* [Extracted records]
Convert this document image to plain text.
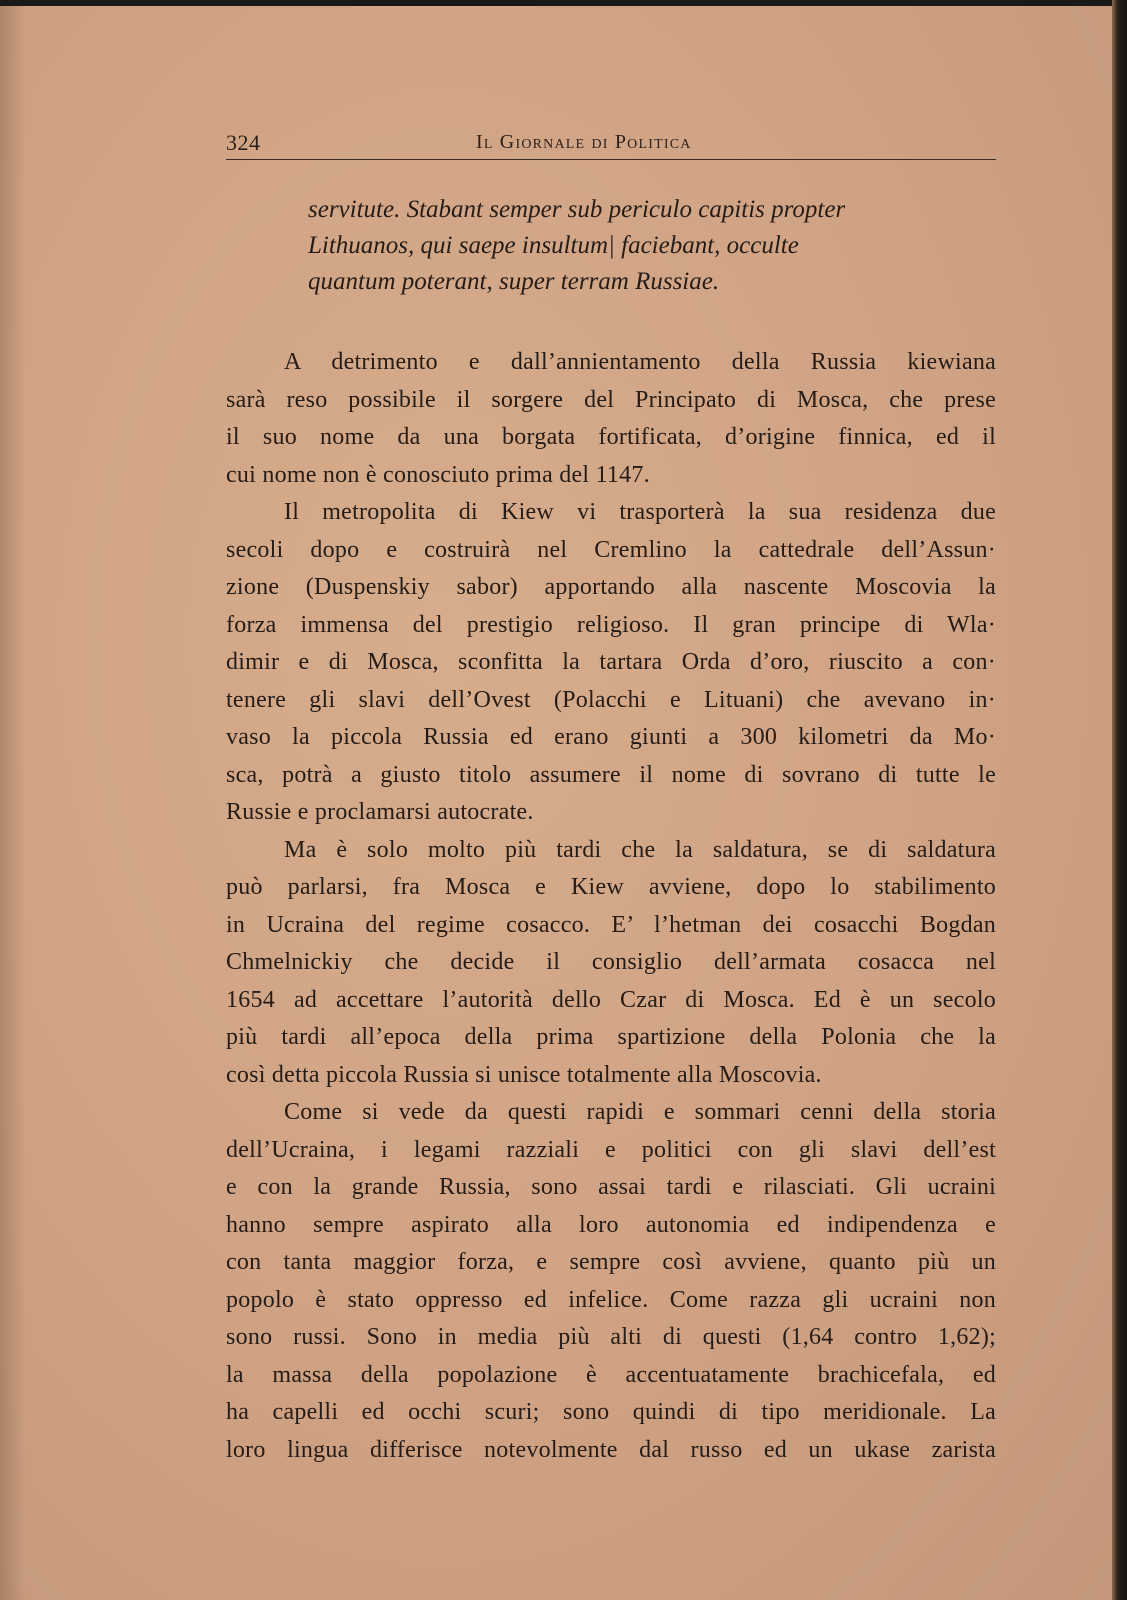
324	Il Giornale di Politica
servitute. Stabant semper sub periculo capitis propter
Lithuanos, qui saepe insultum| faciebant, occulte
quantum poterant, super terram Russiae.
A detrimento e dall’annientamento della Russia kiewiana
sarà reso possibile il sorgere del Principato di Mosca, che prese
il suo nome da una borgata fortificata, d’origine finnica, ed il
cui nome non è conosciuto prima del 1147.
Il metropolita di Kiew vi trasporterà la sua residenza due
secoli dopo e costruirà nel Cremlino la cattedrale dell’Assun·
zione (Duspenskiy sabor) apportando alla nascente Moscovia la
forza immensa del prestigio religioso. Il gran principe di Wla·
dimir e di Mosca, sconfitta la tartara Orda d’oro, riuscito a con·
tenere gli slavi dell’Ovest (Polacchi e Lituani) che avevano in·
vaso la piccola Russia ed erano giunti a 300 kilometri da Mo·
sca, potrà a giusto titolo assumere il nome di sovrano di tutte le
Russie e proclamarsi autocrate.
Ma è solo molto più tardi che la saldatura, se di saldatura
può parlarsi, fra Mosca e Kiew avviene, dopo lo stabilimento
in Ucraina del regime cosacco. E’ l’hetman dei cosacchi Bogdan
Chmelnickiy che decide il consiglio dell’armata cosacca nel
1654 ad accettare l’autorità dello Czar di Mosca. Ed è un secolo
più tardi all’epoca della prima spartizione della Polonia che la
così detta piccola Russia si unisce totalmente alla Moscovia.
Come si vede da questi rapidi e sommari cenni della storia
dell’Ucraina, i legami razziali e politici con gli slavi dell’est
e con la grande Russia, sono assai tardi e rilasciati. Gli ucraini
hanno sempre aspirato alla loro autonomia ed indipendenza e
con tanta maggior forza, e sempre così avviene, quanto più un
popolo è stato oppresso ed infelice. Come razza gli ucraini non
sono russi. Sono in media più alti di questi (1,64 contro 1,62);
la massa della popolazione è accentuatamente brachicefala, ed
ha capelli ed occhi scuri; sono quindi di tipo meridionale. La
loro lingua differisce notevolmente dal russo ed un ukase zarista
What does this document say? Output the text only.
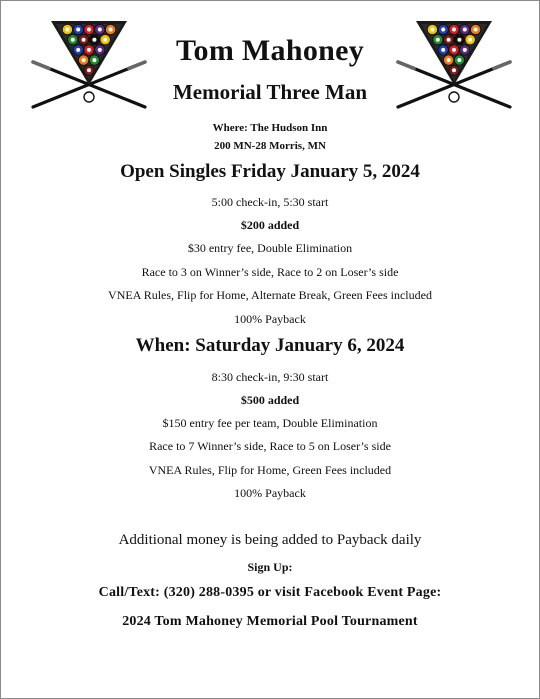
Tom Mahoney
Memorial Three Man
Where: The Hudson Inn
200 MN-28 Morris, MN
Open Singles Friday January 5, 2024
5:00 check-in, 5:30 start
$200 added
$30 entry fee, Double Elimination
Race to 3 on Winner’s side, Race to 2 on Loser’s side
VNEA Rules, Flip for Home, Alternate Break, Green Fees included
100% Payback
When: Saturday January 6, 2024
8:30 check-in, 9:30 start
$500 added
$150 entry fee per team, Double Elimination
Race to 7 Winner’s side, Race to 5 on Loser’s side
VNEA Rules, Flip for Home, Green Fees included
100% Payback
Additional money is being added to Payback daily
Sign Up:
Call/Text: (320) 288-0395 or visit Facebook Event Page:
2024 Tom Mahoney Memorial Pool Tournament
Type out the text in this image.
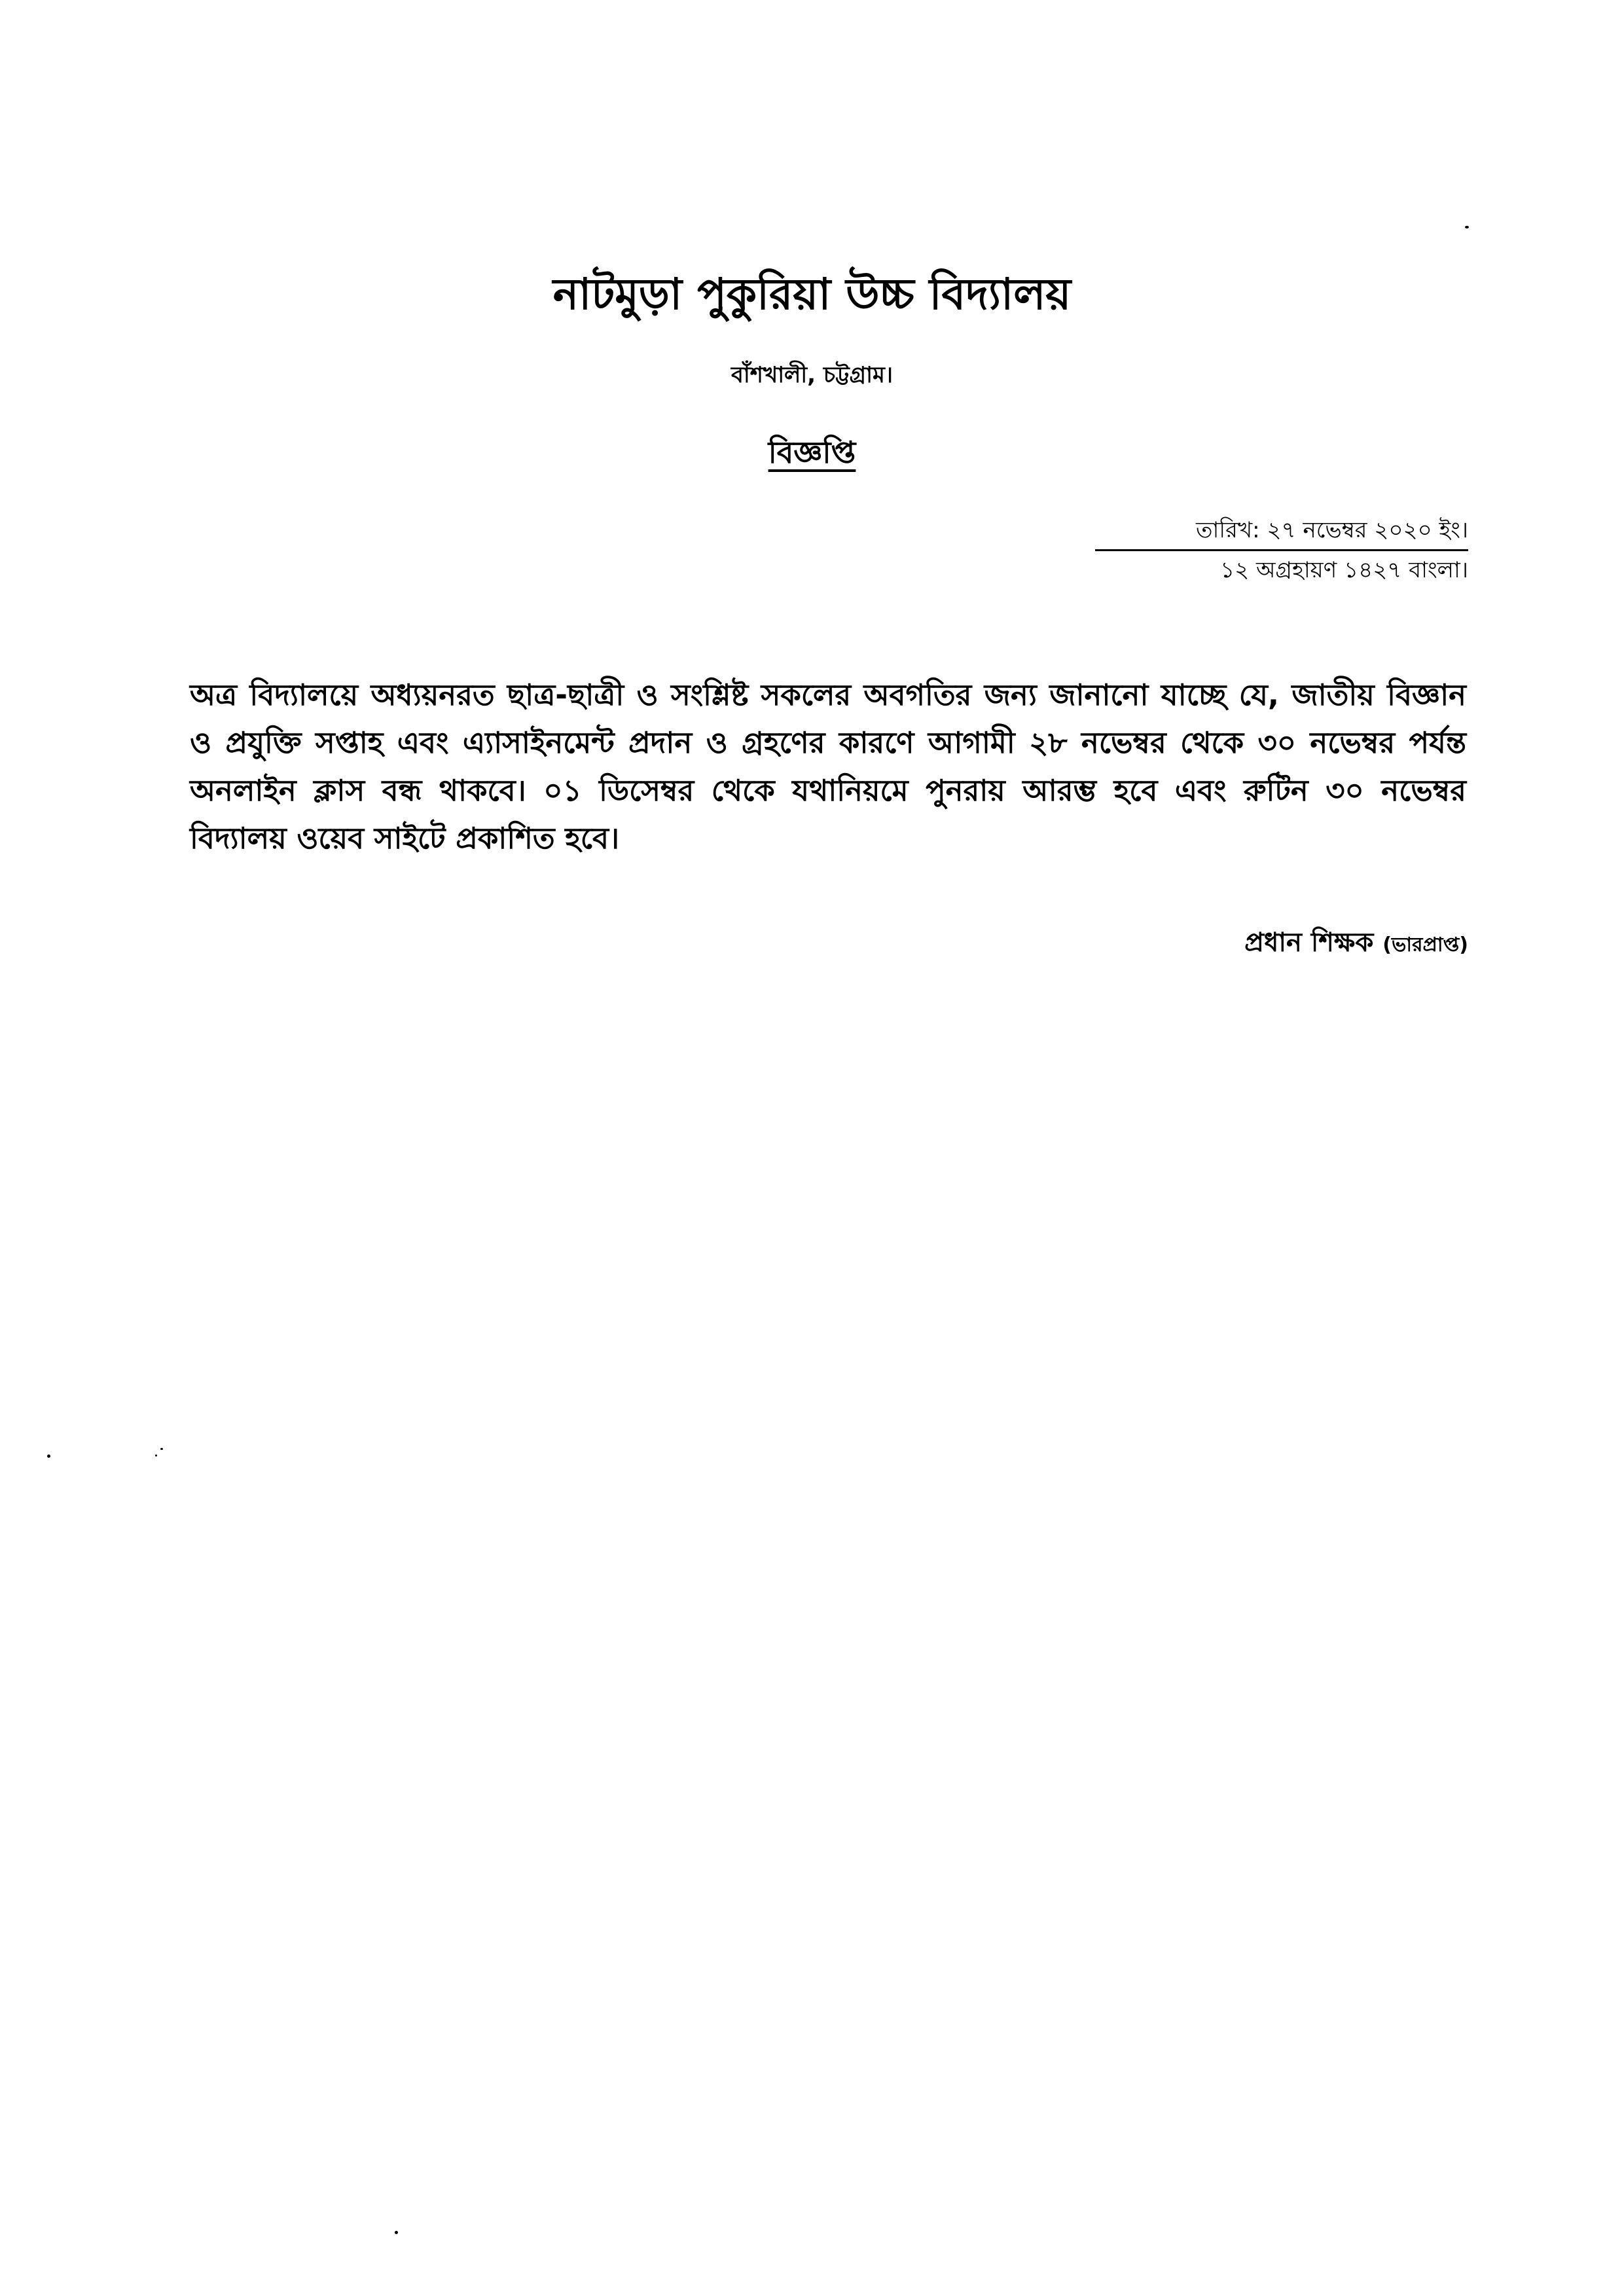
নাটমুড়া পুকুরিয়া উচ্চ বিদ্যালয়
বাঁশখালী, চট্টগ্রাম।
বিজ্ঞপ্তি
তারিখ: ২৭ নভেম্বর ২০২০ ইং।
১২ অগ্রহায়ণ ১৪২৭ বাংলা।
অত্র বিদ্যালয়ে অধ্যয়নরত ছাত্র-ছাত্রী ও সংশ্লিষ্ট সকলের অবগতির জন্য জানানো যাচ্ছে যে, জাতীয় বিজ্ঞান ও প্রযুক্তি সপ্তাহ এবং এ্যাসাইনমেন্ট প্রদান ও গ্রহণের কারণে আগামী ২৮ নভেম্বর থেকে ৩০ নভেম্বর পর্যন্ত অনলাইন ক্লাস বন্ধ থাকবে। ০১ ডিসেম্বর থেকে যথানিয়মে পুনরায় আরম্ভ হবে এবং রুটিন ৩০ নভেম্বর বিদ্যালয় ওয়েব সাইটে প্রকাশিত হবে।
প্রধান শিক্ষক (ভারপ্রাপ্ত)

* [Instruction] Reproduce exactly, and only, the lines from the one containing "What does this" through the last line of the records above, both included, leaving out any pictures.

* [Task answer]
What does this document say? Output the text only.
Tom Mahoney
Memorial Three Man
Where: The Hudson Inn
200 MN-28 Morris, MN
Open Singles Friday January 5, 2024
5:00 check-in, 5:30 start
$200 added
$30 entry fee, Double Elimination
Race to 3 on Winner’s side, Race to 2 on Loser’s side
VNEA Rules, Flip for Home, Alternate Break, Green Fees included
100% Payback
When: Saturday January 6, 2024
8:30 check-in, 9:30 start
$500 added
$150 entry fee per team, Double Elimination
Race to 7 Winner’s side, Race to 5 on Loser’s side
VNEA Rules, Flip for Home, Green Fees included
100% Payback
Additional money is being added to Payback daily
Sign Up:
Call/Text: (320) 288-0395 or visit Facebook Event Page:
2024 Tom Mahoney Memorial Pool Tournament
Type out the text in this image.
নাটমুড়া পুকুরিয়া উচ্চ বিদ্যালয়
বাঁশখালী, চট্টগ্রাম।
বিজ্ঞপ্তি
তারিখ: ২৭ নভেম্বর ২০২০ ইং।
১২ অগ্রহায়ণ ১৪২৭ বাংলা।
অত্র বিদ্যালয়ে অধ্যয়নরত ছাত্র-ছাত্রী ও সংশ্লিষ্ট সকলের অবগতির জন্য জানানো যাচ্ছে যে, জাতীয় বিজ্ঞান ও প্রযুক্তি সপ্তাহ এবং এ্যাসাইনমেন্ট প্রদান ও গ্রহণের কারণে আগামী ২৮ নভেম্বর থেকে ৩০ নভেম্বর পর্যন্ত অনলাইন ক্লাস বন্ধ থাকবে। ০১ ডিসেম্বর থেকে যথানিয়মে পুনরায় আরম্ভ হবে এবং রুটিন ৩০ নভেম্বর বিদ্যালয় ওয়েব সাইটে প্রকাশিত হবে।
প্রধান শিক্ষক (ভারপ্রাপ্ত)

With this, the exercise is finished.